A block of data
#####

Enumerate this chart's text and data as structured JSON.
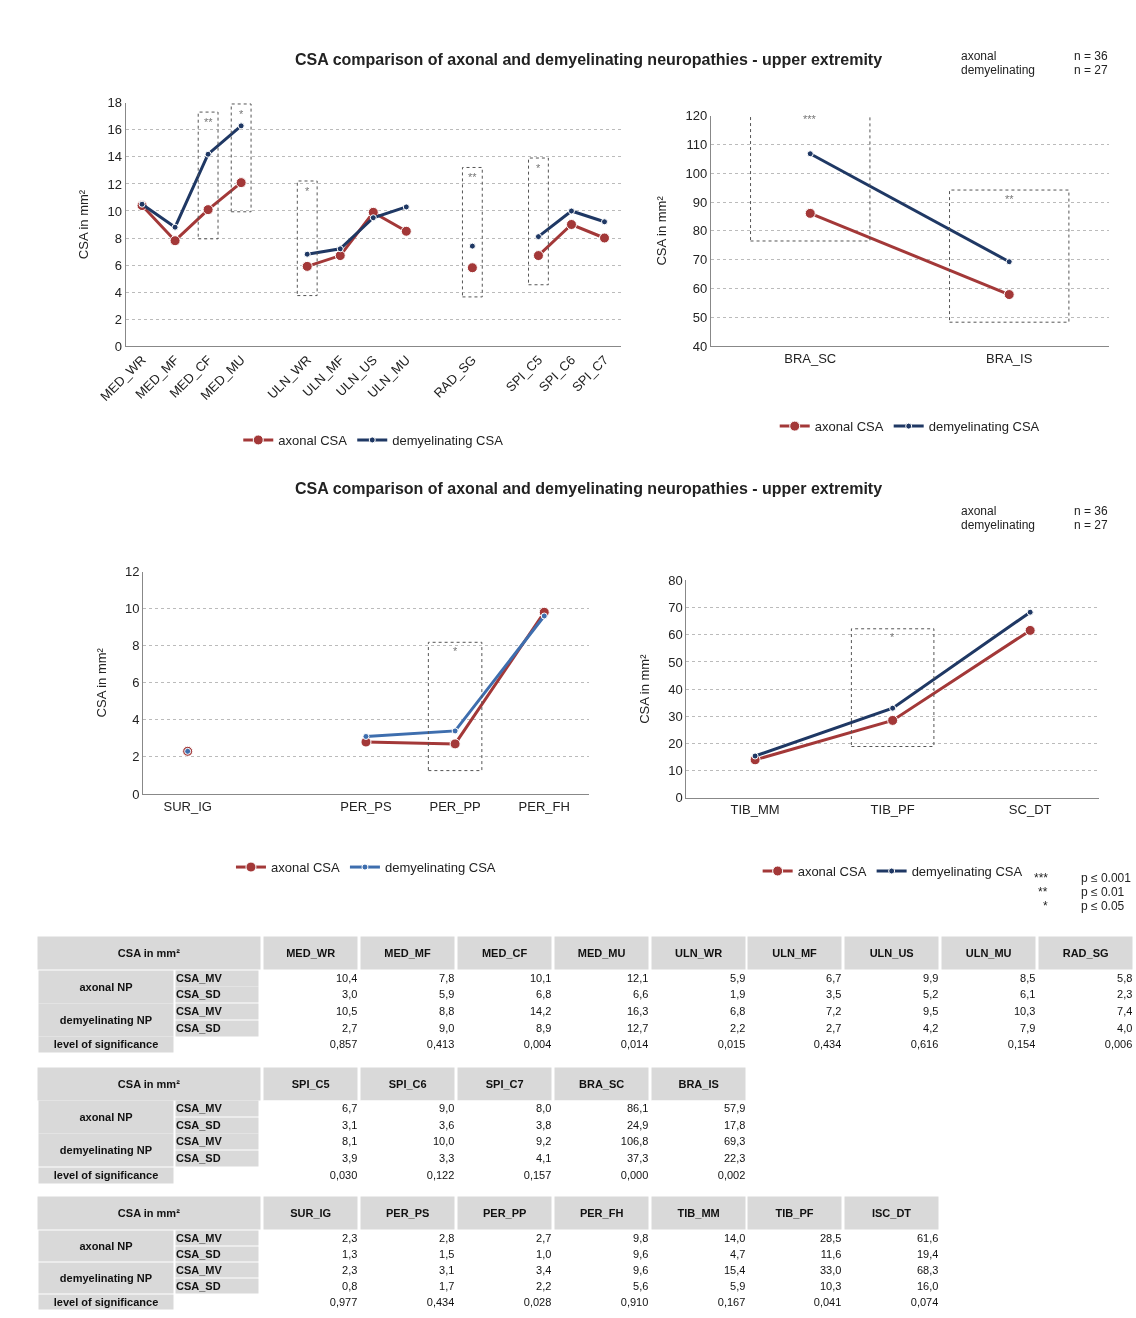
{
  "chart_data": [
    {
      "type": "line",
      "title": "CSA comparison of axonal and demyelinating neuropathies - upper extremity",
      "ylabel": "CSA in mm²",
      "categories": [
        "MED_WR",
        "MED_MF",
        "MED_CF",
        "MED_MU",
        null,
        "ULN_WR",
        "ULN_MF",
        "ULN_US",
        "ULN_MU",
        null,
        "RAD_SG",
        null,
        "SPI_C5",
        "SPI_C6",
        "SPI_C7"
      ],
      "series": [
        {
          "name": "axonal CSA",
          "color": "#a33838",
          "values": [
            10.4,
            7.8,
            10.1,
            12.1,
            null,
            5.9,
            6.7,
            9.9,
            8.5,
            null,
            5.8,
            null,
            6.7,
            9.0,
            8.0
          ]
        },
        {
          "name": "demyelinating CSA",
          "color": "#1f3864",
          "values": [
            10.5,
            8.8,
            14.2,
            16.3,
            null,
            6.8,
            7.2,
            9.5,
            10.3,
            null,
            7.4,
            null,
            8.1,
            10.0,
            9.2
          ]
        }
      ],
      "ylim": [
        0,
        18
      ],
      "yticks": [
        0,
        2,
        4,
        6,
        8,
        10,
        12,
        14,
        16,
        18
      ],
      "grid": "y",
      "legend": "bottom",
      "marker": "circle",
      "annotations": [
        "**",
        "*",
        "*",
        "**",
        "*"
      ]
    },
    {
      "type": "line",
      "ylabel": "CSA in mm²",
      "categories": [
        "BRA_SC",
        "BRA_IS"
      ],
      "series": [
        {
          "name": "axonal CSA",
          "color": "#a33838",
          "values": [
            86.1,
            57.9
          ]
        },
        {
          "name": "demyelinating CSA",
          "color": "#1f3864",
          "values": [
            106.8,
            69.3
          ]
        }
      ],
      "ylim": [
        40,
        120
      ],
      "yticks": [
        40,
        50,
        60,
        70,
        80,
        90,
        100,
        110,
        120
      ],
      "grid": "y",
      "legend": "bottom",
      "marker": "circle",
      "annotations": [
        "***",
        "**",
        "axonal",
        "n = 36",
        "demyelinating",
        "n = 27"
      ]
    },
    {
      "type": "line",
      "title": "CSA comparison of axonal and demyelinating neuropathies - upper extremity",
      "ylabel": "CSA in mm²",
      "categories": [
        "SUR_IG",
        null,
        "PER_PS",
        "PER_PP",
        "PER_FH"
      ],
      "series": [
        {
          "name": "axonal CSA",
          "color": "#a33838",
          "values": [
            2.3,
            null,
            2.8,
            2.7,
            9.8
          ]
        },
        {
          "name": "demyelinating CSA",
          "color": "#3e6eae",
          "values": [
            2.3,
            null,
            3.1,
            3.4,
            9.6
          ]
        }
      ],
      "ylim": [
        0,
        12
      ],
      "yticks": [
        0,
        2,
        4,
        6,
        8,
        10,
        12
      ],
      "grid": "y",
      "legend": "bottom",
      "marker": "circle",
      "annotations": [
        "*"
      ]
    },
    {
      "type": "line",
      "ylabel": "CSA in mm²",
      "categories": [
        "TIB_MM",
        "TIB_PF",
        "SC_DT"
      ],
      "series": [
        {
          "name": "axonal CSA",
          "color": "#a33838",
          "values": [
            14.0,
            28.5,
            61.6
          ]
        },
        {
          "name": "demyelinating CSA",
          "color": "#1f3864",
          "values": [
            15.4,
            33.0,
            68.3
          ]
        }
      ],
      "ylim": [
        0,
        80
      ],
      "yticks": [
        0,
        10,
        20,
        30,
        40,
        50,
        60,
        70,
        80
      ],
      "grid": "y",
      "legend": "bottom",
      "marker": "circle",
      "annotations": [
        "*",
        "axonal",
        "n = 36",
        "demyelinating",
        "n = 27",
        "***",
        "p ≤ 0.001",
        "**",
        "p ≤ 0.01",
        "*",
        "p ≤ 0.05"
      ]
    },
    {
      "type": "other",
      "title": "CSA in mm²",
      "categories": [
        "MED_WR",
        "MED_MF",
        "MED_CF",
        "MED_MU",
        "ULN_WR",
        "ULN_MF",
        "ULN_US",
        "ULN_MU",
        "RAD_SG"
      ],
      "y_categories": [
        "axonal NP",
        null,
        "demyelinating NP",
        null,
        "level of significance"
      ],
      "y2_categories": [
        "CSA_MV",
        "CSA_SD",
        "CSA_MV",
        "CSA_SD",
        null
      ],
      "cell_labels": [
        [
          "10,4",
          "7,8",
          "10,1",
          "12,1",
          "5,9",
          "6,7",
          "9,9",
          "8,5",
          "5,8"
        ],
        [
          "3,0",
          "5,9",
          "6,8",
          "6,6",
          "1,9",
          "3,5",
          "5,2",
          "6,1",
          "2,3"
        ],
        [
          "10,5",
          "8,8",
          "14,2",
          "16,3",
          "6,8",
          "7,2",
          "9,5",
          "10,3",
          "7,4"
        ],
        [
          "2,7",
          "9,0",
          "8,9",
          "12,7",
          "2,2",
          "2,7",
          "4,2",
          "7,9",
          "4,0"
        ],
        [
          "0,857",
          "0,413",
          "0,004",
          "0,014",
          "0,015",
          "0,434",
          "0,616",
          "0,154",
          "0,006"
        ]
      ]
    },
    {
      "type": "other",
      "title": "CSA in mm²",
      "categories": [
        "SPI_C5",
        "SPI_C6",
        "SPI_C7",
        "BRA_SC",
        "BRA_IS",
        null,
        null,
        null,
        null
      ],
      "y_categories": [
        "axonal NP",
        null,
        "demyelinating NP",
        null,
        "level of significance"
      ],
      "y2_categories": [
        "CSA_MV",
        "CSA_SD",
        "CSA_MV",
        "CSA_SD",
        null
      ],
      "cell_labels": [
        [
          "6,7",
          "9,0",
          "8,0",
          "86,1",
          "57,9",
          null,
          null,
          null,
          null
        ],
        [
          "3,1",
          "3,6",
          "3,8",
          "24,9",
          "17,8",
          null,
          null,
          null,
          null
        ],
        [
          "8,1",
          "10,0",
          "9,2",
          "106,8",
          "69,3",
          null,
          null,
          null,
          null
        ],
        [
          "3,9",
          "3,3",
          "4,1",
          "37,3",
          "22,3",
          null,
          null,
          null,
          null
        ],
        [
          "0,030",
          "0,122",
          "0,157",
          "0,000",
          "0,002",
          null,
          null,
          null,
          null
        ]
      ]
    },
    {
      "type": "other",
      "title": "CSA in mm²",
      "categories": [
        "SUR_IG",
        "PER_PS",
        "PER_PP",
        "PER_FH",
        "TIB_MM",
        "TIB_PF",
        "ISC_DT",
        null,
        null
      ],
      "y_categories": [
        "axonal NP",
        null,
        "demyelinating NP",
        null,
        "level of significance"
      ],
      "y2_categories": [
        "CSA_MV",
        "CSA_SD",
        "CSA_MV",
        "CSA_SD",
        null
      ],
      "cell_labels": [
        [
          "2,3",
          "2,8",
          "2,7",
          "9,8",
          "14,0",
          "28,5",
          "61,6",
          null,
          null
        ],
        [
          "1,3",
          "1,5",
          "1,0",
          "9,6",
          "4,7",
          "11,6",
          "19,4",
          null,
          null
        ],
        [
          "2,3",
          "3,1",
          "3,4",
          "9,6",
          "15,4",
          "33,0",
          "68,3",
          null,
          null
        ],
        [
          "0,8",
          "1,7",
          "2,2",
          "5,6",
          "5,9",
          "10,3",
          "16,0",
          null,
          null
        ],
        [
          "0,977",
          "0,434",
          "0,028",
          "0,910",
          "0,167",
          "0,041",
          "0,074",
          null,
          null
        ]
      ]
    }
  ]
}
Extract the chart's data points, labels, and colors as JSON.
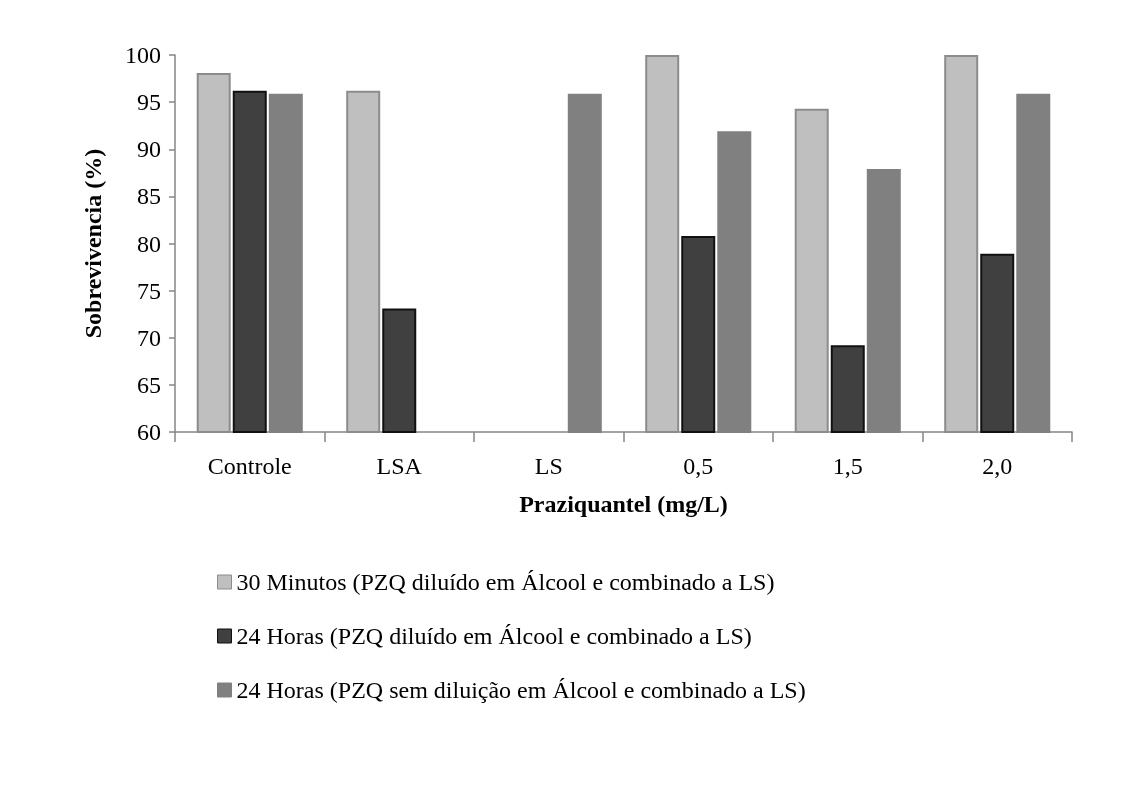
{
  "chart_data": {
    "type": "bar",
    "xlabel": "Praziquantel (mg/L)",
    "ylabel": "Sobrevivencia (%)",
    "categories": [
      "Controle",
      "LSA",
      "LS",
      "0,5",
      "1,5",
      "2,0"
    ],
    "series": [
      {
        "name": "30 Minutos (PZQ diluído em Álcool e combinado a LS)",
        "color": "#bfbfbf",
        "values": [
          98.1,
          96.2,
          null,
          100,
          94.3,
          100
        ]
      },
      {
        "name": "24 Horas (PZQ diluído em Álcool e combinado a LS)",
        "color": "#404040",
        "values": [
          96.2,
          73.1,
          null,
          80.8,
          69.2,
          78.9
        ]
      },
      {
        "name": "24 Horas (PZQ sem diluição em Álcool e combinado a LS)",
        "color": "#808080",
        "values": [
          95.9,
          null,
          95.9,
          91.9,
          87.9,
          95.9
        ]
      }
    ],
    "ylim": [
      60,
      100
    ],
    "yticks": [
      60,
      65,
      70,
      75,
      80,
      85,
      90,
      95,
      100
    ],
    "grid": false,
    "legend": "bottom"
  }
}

#####

*Exercise requirements*:
Extract, verbatim and alone, the lines from the line that contains "Extract the chart's" to the last line of the records, inclusive; drop any picture.

*Exercise result*:
Extract the chart's data points, labels, and colors as JSON.
{
  "chart_data": {
    "type": "bar",
    "xlabel": "Praziquantel (mg/L)",
    "ylabel": "Sobrevivencia (%)",
    "categories": [
      "Controle",
      "LSA",
      "LS",
      "0,5",
      "1,5",
      "2,0"
    ],
    "series": [
      {
        "name": "30 Minutos (PZQ diluído em Álcool e combinado a LS)",
        "color": "#bfbfbf",
        "values": [
          98.1,
          96.2,
          null,
          100,
          94.3,
          100
        ]
      },
      {
        "name": "24 Horas (PZQ diluído em Álcool e combinado a LS)",
        "color": "#404040",
        "values": [
          96.2,
          73.1,
          null,
          80.8,
          69.2,
          78.9
        ]
      },
      {
        "name": "24 Horas (PZQ sem diluição em Álcool e combinado a LS)",
        "color": "#808080",
        "values": [
          95.9,
          null,
          95.9,
          91.9,
          87.9,
          95.9
        ]
      }
    ],
    "ylim": [
      60,
      100
    ],
    "yticks": [
      60,
      65,
      70,
      75,
      80,
      85,
      90,
      95,
      100
    ],
    "grid": false,
    "legend": "bottom"
  }
}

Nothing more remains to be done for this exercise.